↓↓↓
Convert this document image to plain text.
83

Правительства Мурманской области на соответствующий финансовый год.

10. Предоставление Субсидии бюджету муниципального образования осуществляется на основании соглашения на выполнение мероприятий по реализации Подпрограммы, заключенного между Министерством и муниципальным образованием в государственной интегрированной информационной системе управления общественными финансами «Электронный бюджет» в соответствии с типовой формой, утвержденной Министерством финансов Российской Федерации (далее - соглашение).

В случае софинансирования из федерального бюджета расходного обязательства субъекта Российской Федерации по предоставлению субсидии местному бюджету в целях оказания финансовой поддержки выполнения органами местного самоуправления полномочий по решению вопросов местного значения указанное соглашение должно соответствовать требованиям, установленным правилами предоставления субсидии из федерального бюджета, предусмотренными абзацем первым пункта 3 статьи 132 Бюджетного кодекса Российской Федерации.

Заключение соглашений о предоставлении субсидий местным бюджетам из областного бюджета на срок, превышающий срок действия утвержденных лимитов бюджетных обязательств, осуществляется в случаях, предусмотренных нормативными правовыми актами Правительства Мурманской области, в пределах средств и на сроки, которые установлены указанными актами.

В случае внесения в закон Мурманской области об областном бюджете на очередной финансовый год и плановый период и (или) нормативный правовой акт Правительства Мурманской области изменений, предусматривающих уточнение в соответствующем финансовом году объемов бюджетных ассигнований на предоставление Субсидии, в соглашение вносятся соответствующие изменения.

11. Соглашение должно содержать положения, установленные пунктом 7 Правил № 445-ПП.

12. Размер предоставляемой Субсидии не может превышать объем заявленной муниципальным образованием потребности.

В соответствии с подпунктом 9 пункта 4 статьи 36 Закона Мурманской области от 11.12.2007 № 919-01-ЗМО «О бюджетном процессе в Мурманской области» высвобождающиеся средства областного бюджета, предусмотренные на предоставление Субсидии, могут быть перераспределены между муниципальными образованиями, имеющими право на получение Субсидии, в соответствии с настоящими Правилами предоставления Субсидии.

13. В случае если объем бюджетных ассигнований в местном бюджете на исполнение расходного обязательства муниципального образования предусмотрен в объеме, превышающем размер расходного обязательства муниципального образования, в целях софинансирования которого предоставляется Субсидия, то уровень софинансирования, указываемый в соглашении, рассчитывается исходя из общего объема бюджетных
↑↑↑
WHAT IS ASKED: Copy every line above that holds the word "ассигнований".

RESPONSE TO THE EXERCISE:
В случае внесения в закон Мурманской области об областном бюджете на очередной финансовый год и плановый период и (или) нормативный правовой акт Правительства Мурманской области изменений, предусматривающих уточнение в соответствующем финансовом году объемов бюджетных ассигнований на предоставление Субсидии, в соглашение вносятся соответствующие изменения.
13. В случае если объем бюджетных ассигнований в местном бюджете на исполнение расходного обязательства муниципального образования предусмотрен в объеме, превышающем размер расходного обязательства муниципального образования, в целях софинансирования которого предоставляется Субсидия, то уровень софинансирования, указываемый в соглашении, рассчитывается исходя из общего объема бюджетных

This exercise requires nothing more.